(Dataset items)
--- Start ---
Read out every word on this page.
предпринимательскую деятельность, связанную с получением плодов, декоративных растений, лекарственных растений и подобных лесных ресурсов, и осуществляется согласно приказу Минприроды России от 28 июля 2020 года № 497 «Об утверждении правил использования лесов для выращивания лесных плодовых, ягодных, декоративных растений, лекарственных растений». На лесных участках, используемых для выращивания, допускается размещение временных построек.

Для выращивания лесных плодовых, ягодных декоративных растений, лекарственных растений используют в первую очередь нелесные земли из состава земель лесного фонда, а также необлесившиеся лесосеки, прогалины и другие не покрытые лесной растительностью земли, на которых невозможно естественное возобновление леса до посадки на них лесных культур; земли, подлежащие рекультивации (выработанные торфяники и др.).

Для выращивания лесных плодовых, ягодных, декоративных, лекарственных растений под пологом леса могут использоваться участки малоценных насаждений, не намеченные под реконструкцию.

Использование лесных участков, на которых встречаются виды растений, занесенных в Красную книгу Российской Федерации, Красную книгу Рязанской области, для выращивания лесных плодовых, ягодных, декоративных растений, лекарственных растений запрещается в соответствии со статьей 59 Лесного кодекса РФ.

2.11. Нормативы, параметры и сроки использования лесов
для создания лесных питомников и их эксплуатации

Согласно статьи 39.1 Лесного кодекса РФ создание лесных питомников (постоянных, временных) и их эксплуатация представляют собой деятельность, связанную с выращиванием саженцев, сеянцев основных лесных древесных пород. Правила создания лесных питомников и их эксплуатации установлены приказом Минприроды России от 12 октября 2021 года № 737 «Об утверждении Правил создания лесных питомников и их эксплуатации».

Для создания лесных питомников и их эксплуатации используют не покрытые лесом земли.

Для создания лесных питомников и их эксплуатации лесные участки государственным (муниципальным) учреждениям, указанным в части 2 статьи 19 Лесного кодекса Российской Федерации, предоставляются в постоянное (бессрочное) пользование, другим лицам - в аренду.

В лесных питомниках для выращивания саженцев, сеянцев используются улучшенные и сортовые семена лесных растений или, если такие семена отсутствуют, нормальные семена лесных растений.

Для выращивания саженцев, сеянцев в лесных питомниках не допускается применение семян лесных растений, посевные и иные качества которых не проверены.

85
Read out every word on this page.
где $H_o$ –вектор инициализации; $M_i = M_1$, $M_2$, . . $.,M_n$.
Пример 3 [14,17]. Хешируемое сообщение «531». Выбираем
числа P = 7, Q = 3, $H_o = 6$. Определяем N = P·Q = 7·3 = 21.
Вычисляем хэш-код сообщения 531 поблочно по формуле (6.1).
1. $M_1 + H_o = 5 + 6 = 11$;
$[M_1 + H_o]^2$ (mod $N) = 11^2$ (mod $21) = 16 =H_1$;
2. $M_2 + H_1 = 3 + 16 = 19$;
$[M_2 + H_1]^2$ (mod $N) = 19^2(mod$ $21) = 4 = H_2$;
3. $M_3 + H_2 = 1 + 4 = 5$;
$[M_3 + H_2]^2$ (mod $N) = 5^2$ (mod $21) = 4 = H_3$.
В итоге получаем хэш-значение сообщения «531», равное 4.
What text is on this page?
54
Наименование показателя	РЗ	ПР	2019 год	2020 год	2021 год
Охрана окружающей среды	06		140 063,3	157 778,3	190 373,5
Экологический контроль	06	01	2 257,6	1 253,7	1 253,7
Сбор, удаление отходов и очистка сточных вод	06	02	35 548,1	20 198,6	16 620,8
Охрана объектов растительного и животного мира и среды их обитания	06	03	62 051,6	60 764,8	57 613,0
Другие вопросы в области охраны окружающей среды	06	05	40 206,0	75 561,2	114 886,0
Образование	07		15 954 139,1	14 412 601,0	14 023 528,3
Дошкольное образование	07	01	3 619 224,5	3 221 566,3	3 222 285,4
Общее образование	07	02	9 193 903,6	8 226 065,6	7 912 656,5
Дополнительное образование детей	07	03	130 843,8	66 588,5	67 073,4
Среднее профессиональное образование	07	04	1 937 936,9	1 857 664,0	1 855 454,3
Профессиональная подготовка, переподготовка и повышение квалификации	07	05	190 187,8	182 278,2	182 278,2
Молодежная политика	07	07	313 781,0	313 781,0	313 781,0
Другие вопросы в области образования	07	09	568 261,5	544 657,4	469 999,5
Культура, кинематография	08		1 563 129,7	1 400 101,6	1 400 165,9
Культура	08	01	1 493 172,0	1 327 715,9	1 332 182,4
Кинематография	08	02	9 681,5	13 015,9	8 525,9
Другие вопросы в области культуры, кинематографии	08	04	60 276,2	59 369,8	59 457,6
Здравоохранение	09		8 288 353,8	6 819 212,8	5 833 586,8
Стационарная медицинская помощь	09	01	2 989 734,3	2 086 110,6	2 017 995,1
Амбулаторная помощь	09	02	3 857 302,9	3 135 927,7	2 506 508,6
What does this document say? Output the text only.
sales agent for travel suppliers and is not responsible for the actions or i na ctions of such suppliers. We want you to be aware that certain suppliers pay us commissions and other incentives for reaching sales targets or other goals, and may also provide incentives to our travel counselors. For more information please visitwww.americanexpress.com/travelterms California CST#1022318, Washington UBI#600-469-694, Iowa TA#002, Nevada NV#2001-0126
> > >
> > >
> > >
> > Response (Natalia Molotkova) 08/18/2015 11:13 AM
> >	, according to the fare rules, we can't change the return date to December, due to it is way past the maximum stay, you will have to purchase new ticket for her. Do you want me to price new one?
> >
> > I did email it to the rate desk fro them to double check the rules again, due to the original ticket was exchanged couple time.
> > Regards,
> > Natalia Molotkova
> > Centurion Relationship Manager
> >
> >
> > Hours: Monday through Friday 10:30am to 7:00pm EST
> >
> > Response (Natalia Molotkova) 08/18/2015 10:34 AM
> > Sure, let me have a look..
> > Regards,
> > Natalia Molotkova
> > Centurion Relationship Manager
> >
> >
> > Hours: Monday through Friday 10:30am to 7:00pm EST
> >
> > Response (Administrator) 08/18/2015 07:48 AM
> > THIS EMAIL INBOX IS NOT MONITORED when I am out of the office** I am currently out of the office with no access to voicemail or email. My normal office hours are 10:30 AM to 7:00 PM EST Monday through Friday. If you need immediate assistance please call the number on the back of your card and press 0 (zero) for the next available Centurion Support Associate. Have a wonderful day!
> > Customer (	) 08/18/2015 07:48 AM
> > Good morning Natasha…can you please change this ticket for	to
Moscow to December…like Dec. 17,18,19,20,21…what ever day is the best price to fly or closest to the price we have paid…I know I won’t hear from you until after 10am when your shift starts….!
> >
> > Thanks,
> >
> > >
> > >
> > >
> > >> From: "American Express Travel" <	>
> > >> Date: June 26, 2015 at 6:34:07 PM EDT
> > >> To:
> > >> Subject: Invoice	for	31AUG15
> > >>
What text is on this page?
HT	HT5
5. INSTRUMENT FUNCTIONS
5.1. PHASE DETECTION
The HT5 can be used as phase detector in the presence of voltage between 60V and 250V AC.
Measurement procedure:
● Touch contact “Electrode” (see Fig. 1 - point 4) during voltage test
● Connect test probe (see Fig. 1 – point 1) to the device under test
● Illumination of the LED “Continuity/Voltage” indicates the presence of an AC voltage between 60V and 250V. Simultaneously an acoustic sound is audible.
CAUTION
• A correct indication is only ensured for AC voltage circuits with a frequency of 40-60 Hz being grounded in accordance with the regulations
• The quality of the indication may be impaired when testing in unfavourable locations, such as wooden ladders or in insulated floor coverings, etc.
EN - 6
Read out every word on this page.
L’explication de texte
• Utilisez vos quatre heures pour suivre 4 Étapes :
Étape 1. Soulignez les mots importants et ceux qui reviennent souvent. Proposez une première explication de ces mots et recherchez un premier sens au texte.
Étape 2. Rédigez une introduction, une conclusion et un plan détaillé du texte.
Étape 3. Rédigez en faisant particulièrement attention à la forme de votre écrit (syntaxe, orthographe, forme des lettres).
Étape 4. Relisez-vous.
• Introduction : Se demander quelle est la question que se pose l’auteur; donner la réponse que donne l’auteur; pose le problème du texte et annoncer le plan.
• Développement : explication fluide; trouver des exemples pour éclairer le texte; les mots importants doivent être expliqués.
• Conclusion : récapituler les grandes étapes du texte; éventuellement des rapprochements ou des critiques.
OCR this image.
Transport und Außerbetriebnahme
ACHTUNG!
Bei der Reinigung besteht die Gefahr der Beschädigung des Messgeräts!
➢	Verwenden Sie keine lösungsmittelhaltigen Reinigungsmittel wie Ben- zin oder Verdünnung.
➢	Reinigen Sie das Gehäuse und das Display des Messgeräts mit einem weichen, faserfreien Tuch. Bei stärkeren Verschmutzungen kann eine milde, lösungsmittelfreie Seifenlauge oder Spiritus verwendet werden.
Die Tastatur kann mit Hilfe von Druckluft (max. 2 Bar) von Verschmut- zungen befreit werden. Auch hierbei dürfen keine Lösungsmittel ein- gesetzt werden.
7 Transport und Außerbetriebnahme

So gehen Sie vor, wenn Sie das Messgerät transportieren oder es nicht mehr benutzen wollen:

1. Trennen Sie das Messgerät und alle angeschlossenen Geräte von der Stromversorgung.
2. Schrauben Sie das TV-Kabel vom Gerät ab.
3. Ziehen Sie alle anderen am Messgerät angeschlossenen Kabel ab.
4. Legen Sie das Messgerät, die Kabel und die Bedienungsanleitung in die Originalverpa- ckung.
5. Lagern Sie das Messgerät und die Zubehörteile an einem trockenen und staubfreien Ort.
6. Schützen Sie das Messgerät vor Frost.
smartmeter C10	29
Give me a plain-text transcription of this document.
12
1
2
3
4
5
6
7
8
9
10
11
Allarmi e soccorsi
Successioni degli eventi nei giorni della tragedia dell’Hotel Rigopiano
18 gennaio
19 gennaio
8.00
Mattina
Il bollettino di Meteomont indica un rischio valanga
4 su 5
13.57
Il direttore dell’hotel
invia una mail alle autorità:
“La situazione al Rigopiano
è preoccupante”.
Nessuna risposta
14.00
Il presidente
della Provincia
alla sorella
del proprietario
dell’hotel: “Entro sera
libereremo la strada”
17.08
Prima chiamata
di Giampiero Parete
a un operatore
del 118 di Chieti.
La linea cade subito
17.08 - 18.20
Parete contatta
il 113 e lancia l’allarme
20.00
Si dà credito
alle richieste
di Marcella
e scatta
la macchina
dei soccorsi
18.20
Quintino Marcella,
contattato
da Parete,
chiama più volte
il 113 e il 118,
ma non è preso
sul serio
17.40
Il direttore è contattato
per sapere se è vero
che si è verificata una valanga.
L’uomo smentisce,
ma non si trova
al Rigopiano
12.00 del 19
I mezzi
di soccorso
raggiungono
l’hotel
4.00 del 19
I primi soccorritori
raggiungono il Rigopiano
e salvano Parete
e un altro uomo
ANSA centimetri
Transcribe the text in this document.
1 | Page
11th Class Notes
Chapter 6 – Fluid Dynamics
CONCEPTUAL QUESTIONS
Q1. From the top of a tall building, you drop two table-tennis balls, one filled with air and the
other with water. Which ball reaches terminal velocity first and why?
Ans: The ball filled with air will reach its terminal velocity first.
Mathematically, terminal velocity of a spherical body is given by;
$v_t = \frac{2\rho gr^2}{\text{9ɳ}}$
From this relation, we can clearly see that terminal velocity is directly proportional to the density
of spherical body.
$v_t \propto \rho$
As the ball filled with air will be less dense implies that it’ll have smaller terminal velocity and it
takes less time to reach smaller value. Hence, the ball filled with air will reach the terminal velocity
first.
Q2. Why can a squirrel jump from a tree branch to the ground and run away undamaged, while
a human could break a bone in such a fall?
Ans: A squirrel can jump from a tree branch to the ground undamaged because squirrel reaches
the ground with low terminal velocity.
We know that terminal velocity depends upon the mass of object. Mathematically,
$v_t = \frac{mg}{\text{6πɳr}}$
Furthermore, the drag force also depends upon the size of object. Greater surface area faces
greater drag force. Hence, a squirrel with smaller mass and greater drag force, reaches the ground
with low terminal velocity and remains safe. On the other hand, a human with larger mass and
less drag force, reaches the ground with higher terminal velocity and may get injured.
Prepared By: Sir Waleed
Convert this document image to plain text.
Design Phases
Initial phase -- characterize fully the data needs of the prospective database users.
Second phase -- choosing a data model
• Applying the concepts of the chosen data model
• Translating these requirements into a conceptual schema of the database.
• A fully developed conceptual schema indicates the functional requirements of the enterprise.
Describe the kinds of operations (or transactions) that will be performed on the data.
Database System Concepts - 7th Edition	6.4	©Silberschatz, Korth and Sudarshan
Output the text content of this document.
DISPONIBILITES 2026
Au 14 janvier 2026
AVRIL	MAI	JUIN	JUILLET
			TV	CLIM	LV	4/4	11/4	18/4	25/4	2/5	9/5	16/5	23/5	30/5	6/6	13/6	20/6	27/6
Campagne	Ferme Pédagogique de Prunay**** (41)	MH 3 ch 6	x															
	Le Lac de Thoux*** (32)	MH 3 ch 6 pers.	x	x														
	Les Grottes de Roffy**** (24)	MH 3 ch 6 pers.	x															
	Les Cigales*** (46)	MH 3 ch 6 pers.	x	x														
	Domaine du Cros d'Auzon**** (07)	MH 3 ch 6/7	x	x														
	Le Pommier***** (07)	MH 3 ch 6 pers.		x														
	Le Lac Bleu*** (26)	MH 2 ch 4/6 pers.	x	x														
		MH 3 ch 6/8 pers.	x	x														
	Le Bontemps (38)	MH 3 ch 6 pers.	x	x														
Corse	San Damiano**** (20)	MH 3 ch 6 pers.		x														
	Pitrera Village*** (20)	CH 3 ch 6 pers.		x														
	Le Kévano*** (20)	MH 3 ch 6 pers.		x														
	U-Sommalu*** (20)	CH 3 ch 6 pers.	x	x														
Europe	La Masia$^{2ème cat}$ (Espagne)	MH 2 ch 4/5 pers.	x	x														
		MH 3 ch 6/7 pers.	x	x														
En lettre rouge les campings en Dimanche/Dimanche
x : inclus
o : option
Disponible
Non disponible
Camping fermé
--- End ---
Instructions for the task: Work out the number of lines above that include the string "raggiungono" and write only that number.

Answer: 2